*Supplied text*:

BEGIN

Most of the things they have come up with are technical, relaxing some of the onerous restrictions on daytime-only and directional AMs to give them a bit more coverage.  One would be less restrictive on towers, which are the antennas for AM stations, because it has become so difficult to find real estate or zoning ordinances or willing neighbors that will allow those six or eight ugly old towers and the many acres on which they stand.  (As a programming consultant I once had to tell a station owner that the land on which his towers stood was worth far more than his AM station was or ever would be.  It was true.  Now, many AM stations are simply turning in their licenses and selling all that prime development land.)

All well and good, I say, but far too little far too late.  Most AM operators simply can't afford to move their transmitting facilities to some other place that will give them a tad more coverage.  And none of these things are going to send listeners gleefully swarming back to listen to AM radio. I fear that window of opportunity has long since passed.

The really big proposal in the FCC's rulemaking, and the one that has AM station owners dancing a jig, is that the FCC will make it easier for them to apply for FM translators and put their AM programming on a spot on the FM band.  Translators are very low-powered FM transmitters that use antennas at relatively low heights.  They were originally designed to allow FM broadcasters to fill in "holes" in areas in the markets to which they were licensed that might have weaker signals.  Those "holes" were typically caused by mountains or big buildings.

END

*Questions to answer*:
(a) Translate the sentence "Translators are very low-powered FM transmitters that use antennas at relatively low heights." from the AM radio passage into Spanish.
(b) Print everything in the AM radio passage from "Most of the" down to "prime development land.)".
Work only from the AM radio passage.

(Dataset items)
BEGIN

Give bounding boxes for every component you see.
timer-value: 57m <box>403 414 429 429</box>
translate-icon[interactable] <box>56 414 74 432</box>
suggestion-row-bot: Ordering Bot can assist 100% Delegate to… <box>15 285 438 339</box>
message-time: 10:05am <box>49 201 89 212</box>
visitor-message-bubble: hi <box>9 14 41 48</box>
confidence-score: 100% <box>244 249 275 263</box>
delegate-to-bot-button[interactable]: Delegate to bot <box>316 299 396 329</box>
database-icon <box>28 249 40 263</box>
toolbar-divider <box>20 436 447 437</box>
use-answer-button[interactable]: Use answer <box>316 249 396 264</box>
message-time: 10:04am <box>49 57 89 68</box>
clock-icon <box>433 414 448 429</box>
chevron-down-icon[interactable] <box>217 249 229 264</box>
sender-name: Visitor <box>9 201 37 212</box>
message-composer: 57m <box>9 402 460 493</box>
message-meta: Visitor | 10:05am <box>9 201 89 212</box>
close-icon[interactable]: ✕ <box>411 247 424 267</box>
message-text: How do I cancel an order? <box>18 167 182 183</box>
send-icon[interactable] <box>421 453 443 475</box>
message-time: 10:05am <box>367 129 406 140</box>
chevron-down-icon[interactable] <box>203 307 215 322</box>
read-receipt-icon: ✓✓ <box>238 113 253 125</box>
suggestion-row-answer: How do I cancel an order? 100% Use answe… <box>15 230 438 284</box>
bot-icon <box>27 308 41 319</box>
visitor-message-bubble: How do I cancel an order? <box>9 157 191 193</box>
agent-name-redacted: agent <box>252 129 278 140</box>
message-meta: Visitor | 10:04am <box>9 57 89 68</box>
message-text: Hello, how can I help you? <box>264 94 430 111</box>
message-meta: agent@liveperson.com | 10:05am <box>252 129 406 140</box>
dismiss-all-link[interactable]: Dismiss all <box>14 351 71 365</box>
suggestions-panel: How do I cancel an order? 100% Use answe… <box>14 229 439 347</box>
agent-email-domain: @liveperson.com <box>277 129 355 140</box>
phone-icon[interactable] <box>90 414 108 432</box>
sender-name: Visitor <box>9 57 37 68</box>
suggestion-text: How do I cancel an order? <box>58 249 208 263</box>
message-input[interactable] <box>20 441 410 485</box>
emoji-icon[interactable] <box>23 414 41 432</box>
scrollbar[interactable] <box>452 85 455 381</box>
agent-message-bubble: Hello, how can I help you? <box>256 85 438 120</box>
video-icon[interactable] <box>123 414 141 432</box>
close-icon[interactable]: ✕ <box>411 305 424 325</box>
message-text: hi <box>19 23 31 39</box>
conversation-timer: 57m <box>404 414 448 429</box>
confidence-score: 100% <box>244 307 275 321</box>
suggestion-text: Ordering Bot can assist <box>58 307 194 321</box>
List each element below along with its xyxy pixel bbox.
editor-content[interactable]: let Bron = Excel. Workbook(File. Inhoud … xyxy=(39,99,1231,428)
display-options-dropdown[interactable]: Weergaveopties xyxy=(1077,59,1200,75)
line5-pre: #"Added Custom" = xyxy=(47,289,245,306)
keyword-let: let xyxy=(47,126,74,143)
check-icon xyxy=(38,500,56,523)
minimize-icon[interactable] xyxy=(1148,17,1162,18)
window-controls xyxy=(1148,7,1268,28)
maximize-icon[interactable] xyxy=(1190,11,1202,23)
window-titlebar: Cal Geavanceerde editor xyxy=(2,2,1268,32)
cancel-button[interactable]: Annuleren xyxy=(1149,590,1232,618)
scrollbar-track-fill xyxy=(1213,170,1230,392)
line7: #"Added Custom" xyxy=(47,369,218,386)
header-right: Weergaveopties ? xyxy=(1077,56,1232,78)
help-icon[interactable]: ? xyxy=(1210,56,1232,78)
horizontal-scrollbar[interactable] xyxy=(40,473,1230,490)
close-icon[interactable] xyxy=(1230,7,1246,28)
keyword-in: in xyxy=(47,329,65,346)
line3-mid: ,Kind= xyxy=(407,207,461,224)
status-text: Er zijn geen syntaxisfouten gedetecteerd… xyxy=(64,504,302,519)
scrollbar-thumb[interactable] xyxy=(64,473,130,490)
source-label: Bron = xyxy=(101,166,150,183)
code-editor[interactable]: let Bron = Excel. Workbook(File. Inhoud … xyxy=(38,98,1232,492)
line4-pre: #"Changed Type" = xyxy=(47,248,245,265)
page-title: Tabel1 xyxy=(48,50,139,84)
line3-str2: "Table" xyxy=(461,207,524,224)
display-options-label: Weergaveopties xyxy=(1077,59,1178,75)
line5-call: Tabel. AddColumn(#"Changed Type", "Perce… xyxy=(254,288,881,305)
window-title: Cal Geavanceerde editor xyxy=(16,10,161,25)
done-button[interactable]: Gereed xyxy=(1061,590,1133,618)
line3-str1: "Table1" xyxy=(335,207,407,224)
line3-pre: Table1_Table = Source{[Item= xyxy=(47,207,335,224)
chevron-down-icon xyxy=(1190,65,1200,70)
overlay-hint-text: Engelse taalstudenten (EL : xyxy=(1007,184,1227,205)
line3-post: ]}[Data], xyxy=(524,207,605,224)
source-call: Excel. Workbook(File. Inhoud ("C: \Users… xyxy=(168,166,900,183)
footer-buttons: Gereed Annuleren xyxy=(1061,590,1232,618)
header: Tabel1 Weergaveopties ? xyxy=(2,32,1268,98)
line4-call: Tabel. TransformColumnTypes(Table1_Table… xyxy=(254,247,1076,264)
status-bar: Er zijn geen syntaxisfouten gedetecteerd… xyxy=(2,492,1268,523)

END

*Answers by item*:
(a) Los traductores son transmisores de FM de muy baja potencia que utilizan antenas a alturas relativamente bajas.

(b)
Most of the things they have come up with are technical, relaxing some of the onerous restrictions on daytime-only and directional AMs to give them a bit more coverage.  One would be less restrictive on towers, which are the antennas for AM stations, because it has become so difficult to find real estate or zoning ordinances or willing neighbors that will allow those six or eight ugly old towers and the many acres on which they stand.  (As a programming consultant I once had to tell a station owner that the land on which his towers stood was worth far more than his AM station was or ever would be.  It was true.  Now, many AM stations are simply turning in their licenses and selling all that prime development land.)